Data shown:
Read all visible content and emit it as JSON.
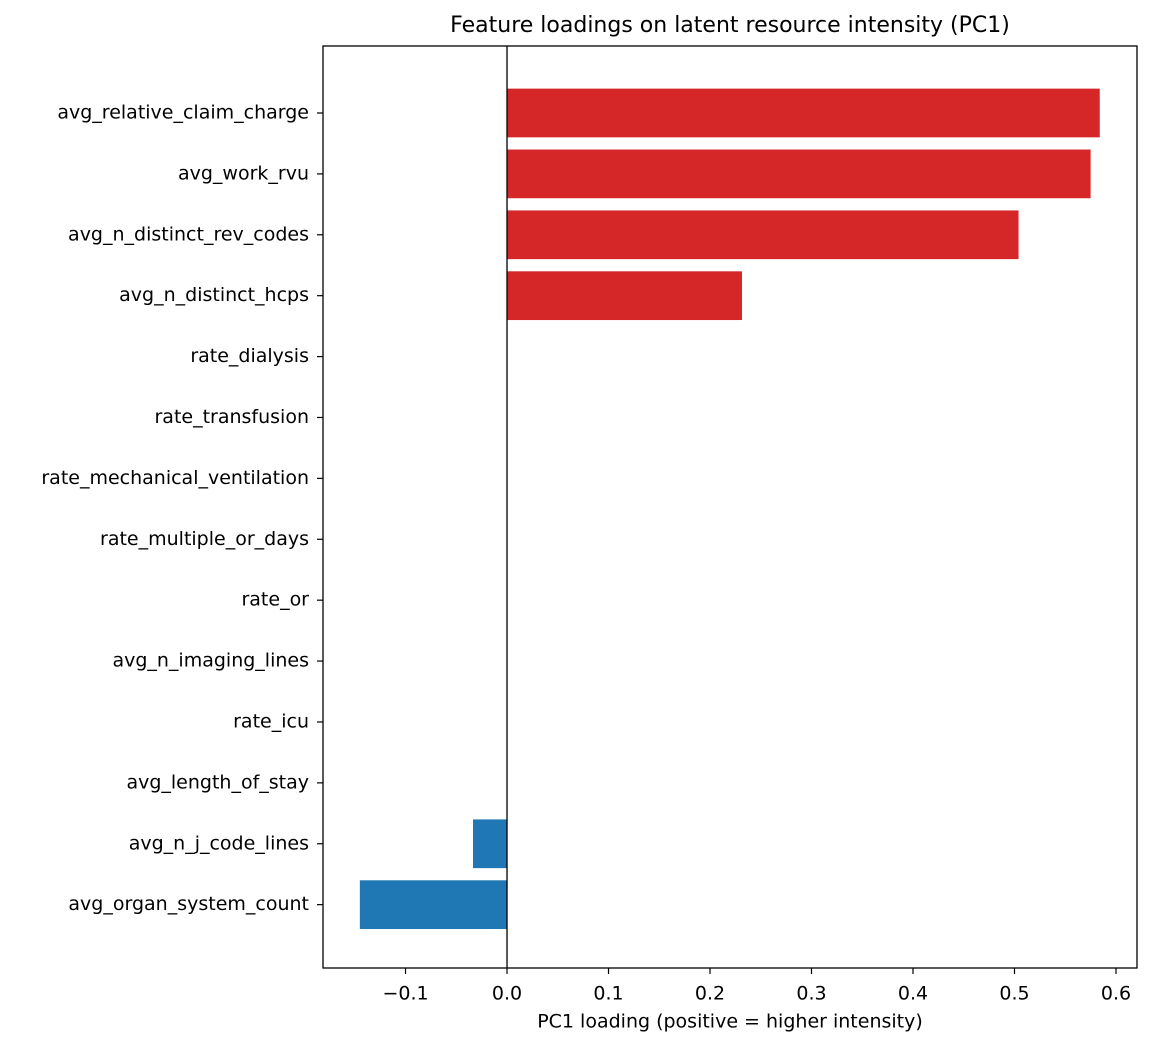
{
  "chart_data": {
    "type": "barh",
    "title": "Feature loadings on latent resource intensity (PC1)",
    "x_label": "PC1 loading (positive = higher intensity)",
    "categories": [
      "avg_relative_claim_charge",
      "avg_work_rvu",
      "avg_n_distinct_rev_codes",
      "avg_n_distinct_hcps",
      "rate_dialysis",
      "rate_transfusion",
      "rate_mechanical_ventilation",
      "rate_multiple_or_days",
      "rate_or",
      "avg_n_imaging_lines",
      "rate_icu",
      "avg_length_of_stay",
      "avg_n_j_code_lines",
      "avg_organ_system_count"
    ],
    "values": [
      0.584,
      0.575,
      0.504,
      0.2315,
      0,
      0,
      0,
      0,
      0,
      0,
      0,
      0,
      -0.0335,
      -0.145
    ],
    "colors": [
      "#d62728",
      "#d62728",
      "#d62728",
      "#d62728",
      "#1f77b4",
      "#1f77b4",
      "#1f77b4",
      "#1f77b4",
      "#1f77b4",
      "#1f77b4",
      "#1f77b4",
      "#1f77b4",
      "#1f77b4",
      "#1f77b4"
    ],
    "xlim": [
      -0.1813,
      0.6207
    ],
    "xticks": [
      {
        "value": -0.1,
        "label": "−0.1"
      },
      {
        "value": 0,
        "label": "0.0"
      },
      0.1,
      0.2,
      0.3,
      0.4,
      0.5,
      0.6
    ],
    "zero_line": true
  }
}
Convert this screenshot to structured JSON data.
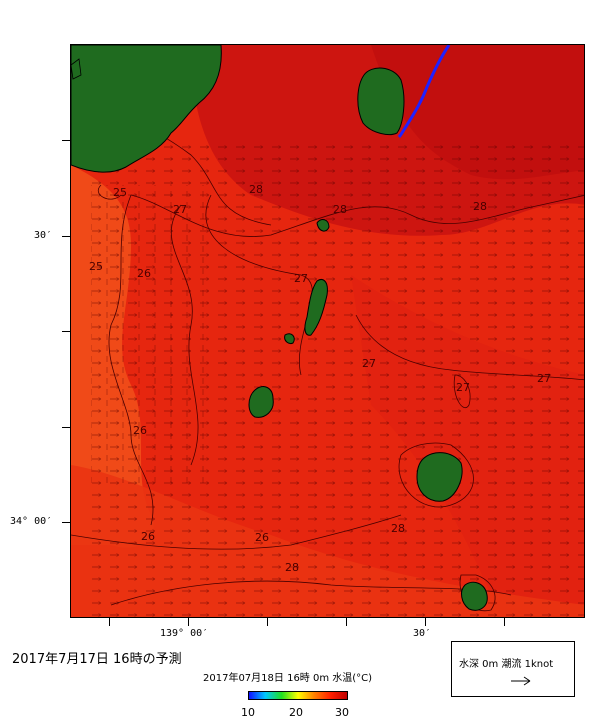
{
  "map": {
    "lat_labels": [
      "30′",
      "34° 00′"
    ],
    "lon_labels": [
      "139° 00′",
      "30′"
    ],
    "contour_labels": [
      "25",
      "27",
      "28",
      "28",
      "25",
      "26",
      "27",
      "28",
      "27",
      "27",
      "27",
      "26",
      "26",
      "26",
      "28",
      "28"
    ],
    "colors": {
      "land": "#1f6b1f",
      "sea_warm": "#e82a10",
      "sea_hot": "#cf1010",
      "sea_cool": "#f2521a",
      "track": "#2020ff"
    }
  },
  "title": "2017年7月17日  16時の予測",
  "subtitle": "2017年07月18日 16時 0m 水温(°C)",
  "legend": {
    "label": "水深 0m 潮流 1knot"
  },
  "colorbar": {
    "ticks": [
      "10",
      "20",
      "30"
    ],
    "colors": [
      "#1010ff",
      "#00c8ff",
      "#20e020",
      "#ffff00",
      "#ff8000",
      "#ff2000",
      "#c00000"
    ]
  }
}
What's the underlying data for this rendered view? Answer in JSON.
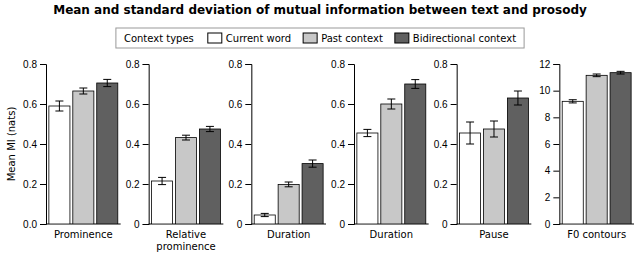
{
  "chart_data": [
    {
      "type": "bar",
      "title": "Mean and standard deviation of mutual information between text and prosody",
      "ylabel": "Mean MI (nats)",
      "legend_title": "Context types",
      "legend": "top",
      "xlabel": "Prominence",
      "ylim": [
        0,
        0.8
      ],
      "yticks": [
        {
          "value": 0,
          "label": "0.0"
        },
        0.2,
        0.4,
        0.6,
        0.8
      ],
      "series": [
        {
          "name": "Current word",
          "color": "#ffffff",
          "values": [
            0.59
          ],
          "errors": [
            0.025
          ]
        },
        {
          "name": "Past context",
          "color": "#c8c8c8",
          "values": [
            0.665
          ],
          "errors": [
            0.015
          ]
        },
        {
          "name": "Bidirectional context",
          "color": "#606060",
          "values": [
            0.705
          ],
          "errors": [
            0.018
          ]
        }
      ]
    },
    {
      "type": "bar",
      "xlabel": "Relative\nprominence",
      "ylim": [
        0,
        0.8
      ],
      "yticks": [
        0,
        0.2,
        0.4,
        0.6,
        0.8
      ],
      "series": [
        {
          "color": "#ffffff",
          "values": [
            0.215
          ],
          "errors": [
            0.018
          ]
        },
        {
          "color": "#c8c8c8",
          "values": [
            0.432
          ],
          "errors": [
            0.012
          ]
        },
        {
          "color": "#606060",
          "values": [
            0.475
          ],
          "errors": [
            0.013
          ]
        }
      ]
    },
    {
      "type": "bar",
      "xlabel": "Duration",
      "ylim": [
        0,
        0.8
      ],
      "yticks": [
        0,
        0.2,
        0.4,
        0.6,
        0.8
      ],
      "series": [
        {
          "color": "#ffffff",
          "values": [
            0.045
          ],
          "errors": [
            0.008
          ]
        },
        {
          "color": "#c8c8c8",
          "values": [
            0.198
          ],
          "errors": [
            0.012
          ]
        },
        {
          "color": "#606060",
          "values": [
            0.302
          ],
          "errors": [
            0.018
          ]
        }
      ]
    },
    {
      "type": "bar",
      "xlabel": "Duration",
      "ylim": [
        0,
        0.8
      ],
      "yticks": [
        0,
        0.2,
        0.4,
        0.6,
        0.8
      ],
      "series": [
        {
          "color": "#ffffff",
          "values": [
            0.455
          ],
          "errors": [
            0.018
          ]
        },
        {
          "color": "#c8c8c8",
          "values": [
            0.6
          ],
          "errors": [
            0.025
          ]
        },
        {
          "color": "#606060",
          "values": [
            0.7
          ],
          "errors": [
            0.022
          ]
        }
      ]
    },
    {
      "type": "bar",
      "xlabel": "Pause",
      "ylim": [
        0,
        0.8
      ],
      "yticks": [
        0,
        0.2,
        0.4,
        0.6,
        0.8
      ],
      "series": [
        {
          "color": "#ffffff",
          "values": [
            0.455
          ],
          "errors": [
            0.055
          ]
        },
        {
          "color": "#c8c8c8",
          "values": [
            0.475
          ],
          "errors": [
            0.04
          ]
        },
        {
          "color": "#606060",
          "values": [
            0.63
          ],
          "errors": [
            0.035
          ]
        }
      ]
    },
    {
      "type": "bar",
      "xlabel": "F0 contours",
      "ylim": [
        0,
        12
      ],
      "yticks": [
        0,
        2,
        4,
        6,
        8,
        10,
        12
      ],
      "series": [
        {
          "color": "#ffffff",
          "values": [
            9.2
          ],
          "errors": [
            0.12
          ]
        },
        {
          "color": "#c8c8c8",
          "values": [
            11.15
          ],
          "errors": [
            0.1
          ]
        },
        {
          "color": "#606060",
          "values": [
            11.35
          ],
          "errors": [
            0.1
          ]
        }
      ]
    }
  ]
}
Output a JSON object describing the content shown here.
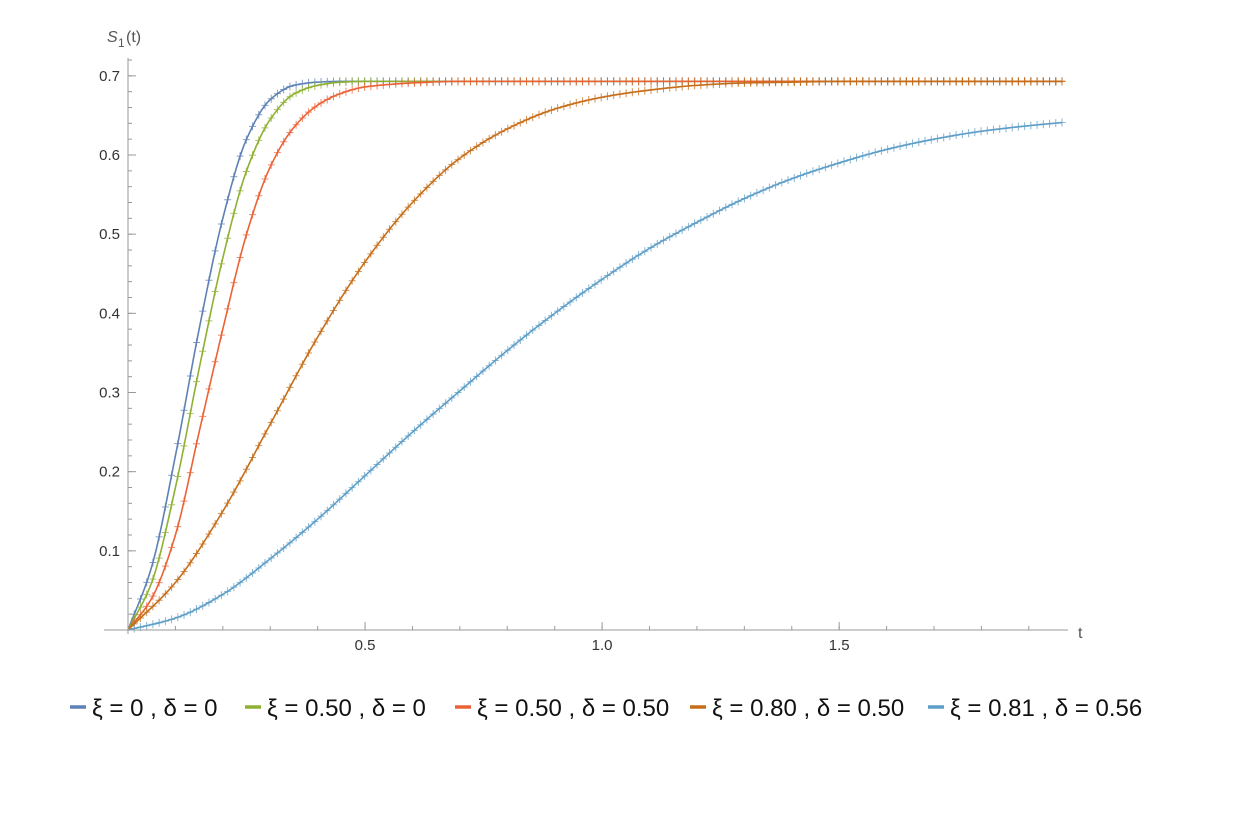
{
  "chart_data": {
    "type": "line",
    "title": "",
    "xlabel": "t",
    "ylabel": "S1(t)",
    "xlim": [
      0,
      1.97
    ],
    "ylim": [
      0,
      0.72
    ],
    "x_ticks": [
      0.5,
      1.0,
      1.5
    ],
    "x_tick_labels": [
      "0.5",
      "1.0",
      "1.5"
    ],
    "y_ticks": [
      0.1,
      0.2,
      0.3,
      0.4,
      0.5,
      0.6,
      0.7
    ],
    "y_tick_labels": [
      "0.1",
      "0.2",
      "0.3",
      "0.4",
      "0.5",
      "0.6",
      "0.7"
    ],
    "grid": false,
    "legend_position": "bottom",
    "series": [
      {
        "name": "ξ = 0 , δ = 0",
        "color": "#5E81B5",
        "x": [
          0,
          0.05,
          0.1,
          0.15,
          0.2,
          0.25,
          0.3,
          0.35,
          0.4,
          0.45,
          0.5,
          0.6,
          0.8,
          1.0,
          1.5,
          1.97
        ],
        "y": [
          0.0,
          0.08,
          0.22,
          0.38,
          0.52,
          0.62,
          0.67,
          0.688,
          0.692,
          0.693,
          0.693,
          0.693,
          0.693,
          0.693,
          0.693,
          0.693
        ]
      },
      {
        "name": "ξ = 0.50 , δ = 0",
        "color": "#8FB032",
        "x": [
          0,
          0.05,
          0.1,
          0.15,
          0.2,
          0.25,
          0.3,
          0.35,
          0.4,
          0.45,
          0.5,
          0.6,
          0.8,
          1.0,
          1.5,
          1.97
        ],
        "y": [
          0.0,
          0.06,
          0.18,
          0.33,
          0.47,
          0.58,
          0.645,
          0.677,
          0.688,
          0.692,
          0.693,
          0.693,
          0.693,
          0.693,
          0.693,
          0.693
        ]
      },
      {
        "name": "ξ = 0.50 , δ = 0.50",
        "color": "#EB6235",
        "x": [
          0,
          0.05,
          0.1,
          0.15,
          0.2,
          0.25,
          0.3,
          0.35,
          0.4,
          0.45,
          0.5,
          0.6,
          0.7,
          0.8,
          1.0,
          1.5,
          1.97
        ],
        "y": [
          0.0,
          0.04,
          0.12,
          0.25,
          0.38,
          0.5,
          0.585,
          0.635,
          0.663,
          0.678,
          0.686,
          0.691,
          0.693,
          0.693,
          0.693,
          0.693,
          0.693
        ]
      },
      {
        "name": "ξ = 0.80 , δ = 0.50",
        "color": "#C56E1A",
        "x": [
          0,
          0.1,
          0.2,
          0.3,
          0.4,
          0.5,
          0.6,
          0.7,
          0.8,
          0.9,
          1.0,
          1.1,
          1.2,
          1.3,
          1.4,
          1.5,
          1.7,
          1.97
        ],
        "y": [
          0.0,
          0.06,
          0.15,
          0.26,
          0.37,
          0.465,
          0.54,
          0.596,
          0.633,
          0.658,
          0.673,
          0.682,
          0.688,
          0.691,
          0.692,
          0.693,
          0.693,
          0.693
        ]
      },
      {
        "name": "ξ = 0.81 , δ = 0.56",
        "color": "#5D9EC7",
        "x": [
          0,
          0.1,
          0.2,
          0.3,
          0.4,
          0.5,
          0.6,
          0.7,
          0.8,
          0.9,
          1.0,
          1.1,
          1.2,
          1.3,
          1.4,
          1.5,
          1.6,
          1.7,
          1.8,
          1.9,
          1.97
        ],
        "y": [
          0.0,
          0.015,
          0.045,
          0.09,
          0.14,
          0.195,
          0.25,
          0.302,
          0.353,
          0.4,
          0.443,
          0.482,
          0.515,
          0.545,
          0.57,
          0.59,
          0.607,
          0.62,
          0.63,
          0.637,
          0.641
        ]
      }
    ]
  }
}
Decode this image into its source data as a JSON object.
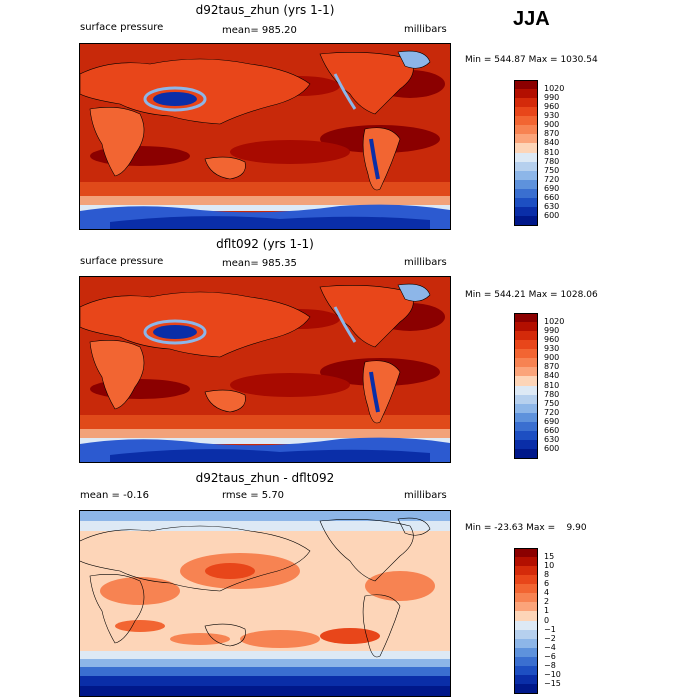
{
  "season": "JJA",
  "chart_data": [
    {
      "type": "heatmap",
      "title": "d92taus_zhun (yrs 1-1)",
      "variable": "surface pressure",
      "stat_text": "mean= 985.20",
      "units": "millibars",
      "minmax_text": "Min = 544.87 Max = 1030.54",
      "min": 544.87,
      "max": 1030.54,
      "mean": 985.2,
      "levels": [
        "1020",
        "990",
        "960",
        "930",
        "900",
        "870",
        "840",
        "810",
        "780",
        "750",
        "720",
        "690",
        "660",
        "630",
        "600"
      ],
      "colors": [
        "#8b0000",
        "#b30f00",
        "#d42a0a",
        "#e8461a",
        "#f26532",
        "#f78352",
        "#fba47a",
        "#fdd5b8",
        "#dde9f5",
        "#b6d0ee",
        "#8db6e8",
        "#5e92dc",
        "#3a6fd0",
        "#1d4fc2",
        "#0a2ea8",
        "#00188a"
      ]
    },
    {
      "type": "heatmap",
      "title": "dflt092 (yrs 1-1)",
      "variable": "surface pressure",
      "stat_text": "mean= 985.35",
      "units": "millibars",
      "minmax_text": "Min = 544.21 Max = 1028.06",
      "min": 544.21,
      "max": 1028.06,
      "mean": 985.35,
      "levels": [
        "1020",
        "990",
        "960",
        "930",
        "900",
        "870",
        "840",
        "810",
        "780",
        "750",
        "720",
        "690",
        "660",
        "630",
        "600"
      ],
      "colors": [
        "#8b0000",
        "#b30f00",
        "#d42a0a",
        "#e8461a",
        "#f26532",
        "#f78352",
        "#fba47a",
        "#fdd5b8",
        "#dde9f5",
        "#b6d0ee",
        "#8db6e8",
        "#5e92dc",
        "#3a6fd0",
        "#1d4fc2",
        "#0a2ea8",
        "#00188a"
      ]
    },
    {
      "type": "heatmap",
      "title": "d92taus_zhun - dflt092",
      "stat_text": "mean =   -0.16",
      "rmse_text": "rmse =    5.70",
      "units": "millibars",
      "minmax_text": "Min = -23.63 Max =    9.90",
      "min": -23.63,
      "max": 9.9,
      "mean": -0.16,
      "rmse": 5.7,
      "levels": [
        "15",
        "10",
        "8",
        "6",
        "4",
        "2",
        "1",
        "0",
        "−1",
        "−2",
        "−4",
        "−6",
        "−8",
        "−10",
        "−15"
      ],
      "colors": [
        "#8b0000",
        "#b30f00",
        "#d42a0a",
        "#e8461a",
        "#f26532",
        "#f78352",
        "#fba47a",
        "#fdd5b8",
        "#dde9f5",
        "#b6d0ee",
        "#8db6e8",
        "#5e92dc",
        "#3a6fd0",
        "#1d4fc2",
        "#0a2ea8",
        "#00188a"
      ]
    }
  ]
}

Task prompt:
For this exercise, gather every line of the data that contains the word "name".

Output for this task:
          "name": "Current word",
          "name": "Past context",
          "name": "Bidirectional context",
        "name": "ξ = 0 , δ = 0",
        "name": "ξ = 0.50 , δ = 0",
        "name": "ξ = 0.50 , δ = 0.50",
        "name": "ξ = 0.80 , δ = 0.50",
        "name": "ξ = 0.81 , δ = 0.56",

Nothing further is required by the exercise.